Every line that contains "letter" counts once; give the total number of such lines, with no other words.

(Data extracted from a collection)
☆ ☆ ☆ ☆
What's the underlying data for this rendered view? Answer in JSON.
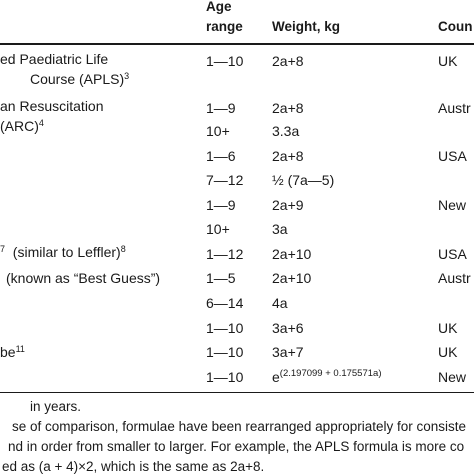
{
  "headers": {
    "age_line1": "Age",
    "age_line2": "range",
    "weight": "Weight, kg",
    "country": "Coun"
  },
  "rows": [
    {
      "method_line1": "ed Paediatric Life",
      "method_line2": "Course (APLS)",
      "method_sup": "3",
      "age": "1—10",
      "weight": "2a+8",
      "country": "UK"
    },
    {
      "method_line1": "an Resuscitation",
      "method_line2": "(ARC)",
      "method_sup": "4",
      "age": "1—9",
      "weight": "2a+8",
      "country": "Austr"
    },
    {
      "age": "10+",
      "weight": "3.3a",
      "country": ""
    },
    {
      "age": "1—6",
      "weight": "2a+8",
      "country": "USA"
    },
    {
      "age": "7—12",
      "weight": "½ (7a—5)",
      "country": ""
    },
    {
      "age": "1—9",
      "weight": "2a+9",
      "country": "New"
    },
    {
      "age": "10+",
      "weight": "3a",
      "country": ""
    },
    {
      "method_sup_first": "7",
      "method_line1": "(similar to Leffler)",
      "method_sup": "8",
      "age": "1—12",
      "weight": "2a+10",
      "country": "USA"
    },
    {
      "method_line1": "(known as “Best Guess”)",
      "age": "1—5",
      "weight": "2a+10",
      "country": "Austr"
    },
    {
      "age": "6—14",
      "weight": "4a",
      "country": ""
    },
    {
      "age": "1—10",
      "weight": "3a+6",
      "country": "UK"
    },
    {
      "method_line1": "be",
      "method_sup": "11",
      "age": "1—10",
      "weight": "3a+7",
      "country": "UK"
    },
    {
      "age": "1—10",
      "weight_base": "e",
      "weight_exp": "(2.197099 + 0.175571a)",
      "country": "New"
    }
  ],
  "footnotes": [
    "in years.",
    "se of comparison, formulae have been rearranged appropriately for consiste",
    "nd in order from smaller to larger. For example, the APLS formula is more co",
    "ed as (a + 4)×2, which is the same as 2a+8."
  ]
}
☆ ☆ ☆ ☆
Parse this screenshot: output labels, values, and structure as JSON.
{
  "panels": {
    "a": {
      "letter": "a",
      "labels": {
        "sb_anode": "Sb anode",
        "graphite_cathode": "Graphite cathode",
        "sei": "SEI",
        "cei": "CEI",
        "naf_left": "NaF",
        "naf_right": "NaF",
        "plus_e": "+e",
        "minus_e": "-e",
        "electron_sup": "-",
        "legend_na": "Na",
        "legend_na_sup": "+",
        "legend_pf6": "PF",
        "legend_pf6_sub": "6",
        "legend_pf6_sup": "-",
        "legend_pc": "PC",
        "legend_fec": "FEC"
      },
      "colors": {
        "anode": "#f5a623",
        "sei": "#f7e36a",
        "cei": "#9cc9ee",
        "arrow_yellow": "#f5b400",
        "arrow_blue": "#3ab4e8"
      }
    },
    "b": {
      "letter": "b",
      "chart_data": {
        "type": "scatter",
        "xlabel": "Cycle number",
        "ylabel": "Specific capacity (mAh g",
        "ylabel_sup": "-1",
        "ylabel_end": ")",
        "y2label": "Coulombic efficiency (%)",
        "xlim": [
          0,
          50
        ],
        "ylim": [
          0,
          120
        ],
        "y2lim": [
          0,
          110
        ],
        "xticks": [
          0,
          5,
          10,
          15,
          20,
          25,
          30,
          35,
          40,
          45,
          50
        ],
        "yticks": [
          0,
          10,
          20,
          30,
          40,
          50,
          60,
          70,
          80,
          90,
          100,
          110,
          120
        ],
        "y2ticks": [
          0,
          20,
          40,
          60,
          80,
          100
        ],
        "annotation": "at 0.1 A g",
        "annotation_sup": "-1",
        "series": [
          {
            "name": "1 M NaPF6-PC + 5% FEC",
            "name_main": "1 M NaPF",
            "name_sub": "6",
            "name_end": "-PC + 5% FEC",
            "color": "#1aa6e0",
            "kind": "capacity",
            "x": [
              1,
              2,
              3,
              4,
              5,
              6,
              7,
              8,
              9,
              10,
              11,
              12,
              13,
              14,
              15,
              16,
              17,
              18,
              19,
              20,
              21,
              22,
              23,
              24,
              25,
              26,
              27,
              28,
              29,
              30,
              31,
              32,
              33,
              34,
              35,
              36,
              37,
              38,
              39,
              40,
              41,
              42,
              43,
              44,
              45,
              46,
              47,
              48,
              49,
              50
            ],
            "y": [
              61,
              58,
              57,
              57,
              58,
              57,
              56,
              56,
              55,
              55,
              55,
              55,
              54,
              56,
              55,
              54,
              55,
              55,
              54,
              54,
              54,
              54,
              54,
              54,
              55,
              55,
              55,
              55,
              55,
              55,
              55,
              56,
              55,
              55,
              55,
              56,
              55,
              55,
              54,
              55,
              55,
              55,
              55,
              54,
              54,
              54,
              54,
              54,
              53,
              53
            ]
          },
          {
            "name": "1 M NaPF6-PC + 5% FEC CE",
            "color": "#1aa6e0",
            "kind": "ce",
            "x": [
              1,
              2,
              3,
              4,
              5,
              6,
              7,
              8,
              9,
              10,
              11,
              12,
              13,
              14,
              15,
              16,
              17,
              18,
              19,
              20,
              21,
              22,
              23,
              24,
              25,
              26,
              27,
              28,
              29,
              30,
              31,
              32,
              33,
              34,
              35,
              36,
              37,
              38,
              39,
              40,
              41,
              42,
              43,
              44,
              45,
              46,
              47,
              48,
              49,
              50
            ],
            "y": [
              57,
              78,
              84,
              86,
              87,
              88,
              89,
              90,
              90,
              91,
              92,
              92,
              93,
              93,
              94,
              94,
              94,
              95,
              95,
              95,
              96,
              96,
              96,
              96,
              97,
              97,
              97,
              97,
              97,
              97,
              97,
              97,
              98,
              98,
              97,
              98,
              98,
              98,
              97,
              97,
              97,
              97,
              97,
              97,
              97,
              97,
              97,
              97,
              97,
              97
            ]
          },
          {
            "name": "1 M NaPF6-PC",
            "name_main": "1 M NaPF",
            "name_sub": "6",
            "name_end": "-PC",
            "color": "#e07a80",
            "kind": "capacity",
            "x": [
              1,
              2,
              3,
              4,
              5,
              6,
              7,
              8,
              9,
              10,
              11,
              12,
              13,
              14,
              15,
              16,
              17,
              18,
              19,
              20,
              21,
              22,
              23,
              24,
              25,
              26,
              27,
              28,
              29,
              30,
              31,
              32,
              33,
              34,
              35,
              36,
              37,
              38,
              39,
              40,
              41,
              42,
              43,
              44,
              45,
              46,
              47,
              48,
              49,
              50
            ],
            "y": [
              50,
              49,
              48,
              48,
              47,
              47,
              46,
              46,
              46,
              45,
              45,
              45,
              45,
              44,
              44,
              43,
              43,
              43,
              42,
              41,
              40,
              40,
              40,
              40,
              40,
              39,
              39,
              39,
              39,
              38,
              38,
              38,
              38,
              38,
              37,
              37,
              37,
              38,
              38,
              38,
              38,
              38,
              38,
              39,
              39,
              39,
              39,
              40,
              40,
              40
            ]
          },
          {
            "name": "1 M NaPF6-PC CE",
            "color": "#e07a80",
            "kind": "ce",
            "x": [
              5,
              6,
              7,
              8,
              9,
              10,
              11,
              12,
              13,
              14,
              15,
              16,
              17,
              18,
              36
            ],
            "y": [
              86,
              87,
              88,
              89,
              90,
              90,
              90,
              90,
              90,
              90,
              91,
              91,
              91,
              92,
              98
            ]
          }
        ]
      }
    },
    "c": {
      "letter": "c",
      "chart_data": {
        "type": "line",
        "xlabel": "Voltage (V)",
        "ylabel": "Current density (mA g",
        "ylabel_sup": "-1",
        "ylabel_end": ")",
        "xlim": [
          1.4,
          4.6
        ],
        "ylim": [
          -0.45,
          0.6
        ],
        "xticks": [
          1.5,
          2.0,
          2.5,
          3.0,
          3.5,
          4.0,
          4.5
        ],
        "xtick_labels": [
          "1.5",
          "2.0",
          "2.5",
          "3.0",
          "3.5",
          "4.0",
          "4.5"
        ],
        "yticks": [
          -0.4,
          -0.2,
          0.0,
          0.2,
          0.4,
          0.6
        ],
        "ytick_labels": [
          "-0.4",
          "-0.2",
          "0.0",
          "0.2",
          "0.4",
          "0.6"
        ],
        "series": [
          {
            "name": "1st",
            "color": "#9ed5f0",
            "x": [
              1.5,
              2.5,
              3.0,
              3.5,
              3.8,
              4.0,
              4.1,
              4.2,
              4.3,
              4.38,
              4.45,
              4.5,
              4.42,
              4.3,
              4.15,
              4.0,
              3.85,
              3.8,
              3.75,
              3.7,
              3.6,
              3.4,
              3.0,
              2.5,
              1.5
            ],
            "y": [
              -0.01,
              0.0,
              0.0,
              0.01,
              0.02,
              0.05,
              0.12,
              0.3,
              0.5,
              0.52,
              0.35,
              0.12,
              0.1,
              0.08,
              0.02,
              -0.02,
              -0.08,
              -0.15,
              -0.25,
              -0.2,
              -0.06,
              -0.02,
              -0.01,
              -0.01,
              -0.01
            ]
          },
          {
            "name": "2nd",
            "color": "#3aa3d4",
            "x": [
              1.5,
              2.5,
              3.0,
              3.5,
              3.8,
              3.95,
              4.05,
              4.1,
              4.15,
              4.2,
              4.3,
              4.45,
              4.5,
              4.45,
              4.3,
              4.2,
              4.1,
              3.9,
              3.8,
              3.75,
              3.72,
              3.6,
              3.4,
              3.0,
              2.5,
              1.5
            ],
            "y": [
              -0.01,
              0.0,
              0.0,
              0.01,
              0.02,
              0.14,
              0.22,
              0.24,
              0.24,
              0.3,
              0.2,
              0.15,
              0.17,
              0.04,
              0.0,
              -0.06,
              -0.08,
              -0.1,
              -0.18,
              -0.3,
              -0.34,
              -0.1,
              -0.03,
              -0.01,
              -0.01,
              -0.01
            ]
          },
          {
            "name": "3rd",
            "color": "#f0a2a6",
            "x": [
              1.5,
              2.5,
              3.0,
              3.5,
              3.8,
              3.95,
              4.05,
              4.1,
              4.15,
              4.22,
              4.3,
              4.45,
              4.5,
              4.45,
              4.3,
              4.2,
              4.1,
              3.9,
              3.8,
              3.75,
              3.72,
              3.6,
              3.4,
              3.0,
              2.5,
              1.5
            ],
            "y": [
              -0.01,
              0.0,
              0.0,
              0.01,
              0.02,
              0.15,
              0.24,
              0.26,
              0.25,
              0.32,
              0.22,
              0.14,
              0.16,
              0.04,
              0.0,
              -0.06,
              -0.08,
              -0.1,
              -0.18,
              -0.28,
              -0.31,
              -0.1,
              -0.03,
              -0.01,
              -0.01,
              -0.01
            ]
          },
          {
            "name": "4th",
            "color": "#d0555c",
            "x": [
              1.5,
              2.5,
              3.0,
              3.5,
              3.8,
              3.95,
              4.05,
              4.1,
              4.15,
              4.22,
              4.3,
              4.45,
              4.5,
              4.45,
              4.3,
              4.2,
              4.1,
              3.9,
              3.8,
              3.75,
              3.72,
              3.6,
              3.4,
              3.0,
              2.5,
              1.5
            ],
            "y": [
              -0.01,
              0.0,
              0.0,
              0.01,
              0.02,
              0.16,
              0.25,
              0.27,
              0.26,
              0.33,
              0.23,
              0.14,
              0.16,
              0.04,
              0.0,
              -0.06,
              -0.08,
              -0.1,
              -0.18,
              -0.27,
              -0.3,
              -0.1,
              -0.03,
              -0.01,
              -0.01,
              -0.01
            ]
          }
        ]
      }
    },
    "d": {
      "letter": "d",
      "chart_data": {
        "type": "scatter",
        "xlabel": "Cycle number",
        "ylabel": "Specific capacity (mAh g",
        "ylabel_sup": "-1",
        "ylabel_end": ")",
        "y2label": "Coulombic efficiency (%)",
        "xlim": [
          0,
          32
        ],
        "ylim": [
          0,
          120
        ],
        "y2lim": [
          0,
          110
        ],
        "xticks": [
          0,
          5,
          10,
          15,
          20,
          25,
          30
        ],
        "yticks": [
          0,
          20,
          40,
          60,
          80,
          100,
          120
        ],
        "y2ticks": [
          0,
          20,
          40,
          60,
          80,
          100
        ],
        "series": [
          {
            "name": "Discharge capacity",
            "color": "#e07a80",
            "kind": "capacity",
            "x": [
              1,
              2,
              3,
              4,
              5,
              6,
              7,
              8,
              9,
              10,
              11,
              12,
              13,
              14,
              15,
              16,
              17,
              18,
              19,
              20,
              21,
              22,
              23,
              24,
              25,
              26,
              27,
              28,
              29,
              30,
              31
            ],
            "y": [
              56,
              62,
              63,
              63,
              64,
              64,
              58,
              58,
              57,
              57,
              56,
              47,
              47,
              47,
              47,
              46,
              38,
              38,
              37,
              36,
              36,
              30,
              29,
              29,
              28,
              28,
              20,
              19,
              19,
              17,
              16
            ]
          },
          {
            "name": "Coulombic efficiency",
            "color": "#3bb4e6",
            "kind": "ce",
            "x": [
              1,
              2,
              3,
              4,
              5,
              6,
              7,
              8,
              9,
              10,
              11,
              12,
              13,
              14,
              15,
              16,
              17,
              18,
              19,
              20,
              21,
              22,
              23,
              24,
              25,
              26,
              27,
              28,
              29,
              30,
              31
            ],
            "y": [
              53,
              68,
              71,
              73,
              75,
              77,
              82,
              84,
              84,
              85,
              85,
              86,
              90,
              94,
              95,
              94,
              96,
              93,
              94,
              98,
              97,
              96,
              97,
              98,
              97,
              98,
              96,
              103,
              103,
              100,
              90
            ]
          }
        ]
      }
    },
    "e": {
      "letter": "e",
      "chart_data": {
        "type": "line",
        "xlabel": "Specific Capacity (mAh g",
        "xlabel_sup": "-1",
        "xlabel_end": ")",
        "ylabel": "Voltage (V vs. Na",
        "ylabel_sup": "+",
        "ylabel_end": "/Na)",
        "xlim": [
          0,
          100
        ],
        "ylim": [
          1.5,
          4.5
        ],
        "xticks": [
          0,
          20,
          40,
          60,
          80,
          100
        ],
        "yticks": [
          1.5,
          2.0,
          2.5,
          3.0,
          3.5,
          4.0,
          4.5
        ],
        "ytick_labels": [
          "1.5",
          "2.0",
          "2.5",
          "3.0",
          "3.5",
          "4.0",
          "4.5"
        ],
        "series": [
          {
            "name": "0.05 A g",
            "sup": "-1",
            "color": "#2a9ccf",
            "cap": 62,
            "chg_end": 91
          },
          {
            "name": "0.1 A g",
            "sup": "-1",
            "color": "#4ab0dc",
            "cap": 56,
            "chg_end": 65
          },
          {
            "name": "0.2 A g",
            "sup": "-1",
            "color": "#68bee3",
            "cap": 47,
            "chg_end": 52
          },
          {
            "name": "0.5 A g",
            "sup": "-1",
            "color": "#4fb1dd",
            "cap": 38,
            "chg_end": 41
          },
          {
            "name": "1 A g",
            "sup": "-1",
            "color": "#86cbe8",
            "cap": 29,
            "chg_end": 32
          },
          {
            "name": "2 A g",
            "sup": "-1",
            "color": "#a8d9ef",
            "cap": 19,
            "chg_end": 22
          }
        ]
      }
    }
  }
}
☆ ☆ ☆ ☆
- **Written answer**
5